*DESCRIPTION OF THE TASK*.
Set down, without any alteration, every line of the records from the one containing "- y-tick-label: 70: [91, 124, 110, 142]" down to the final line of the records, including both ends.

Lines of data:
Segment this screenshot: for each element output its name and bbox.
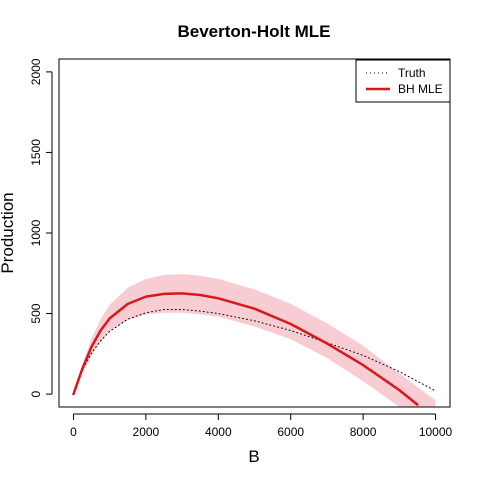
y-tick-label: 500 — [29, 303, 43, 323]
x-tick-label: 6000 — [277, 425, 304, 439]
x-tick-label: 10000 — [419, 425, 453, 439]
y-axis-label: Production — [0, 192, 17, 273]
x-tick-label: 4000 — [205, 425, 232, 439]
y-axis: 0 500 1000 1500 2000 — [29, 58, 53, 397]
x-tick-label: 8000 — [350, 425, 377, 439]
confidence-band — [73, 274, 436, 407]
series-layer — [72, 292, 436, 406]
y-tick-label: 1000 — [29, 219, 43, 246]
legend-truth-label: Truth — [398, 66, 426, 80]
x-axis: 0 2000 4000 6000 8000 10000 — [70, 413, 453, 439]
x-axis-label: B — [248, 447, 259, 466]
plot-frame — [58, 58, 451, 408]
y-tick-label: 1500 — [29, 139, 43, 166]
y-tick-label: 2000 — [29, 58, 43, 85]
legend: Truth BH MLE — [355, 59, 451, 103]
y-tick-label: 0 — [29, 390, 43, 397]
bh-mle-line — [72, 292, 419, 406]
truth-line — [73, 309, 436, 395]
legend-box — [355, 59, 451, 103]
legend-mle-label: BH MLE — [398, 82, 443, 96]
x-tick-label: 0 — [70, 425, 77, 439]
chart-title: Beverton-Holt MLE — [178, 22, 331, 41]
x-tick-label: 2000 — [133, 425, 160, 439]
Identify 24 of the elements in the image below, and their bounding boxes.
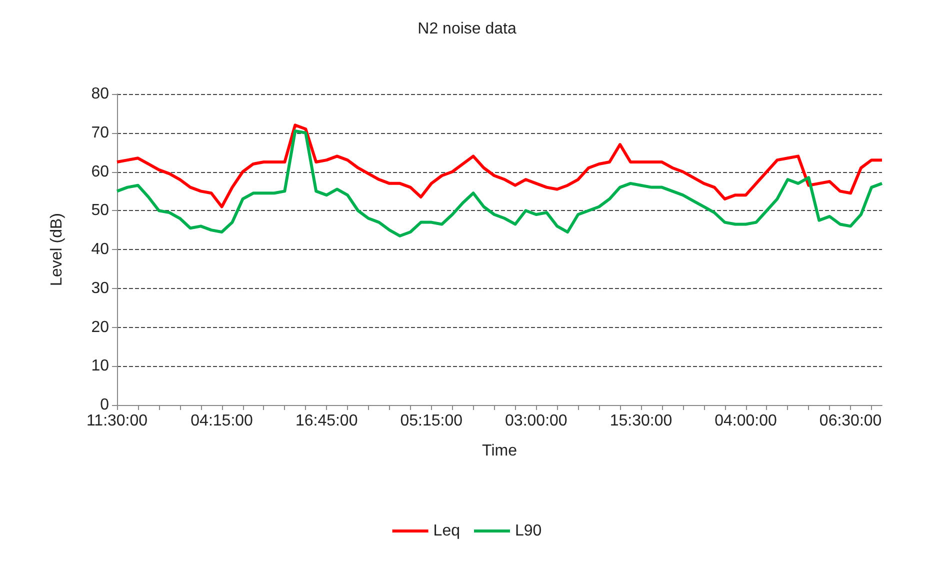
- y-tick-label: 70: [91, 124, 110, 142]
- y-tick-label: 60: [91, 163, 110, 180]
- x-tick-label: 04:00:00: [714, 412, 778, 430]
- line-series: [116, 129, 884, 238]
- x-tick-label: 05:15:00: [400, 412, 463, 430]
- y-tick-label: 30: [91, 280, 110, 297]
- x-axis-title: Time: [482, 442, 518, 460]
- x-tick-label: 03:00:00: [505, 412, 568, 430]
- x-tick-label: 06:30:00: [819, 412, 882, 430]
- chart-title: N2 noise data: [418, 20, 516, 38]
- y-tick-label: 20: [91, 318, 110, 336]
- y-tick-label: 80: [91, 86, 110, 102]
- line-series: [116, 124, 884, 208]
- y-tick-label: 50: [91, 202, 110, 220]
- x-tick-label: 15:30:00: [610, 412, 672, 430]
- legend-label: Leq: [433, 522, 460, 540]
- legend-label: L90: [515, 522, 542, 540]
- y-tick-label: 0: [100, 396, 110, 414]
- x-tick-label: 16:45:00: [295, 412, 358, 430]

*SOLUTION FOR THIS PROBLEM*.
- y-tick-label: 70: [91, 124, 110, 142]
- y-tick-label: 60: [91, 163, 110, 180]
- x-tick-label: 04:00:00: [714, 412, 778, 430]
- line-series: [116, 129, 884, 238]
- x-tick-label: 05:15:00: [400, 412, 463, 430]
- y-tick-label: 30: [91, 280, 110, 297]
- x-axis-title: Time: [482, 442, 518, 460]
- x-tick-label: 03:00:00: [505, 412, 568, 430]
- x-tick-label: 06:30:00: [819, 412, 882, 430]
- chart-title: N2 noise data: [418, 20, 516, 38]
- y-tick-label: 20: [91, 318, 110, 336]
- y-tick-label: 80: [91, 86, 110, 102]
- line-series: [116, 124, 884, 208]
- y-tick-label: 50: [91, 202, 110, 220]
- x-tick-label: 15:30:00: [610, 412, 672, 430]
- legend-label: Leq: [433, 522, 460, 540]
- legend-label: L90: [515, 522, 542, 540]
- y-tick-label: 0: [100, 396, 110, 414]
- x-tick-label: 16:45:00: [295, 412, 358, 430]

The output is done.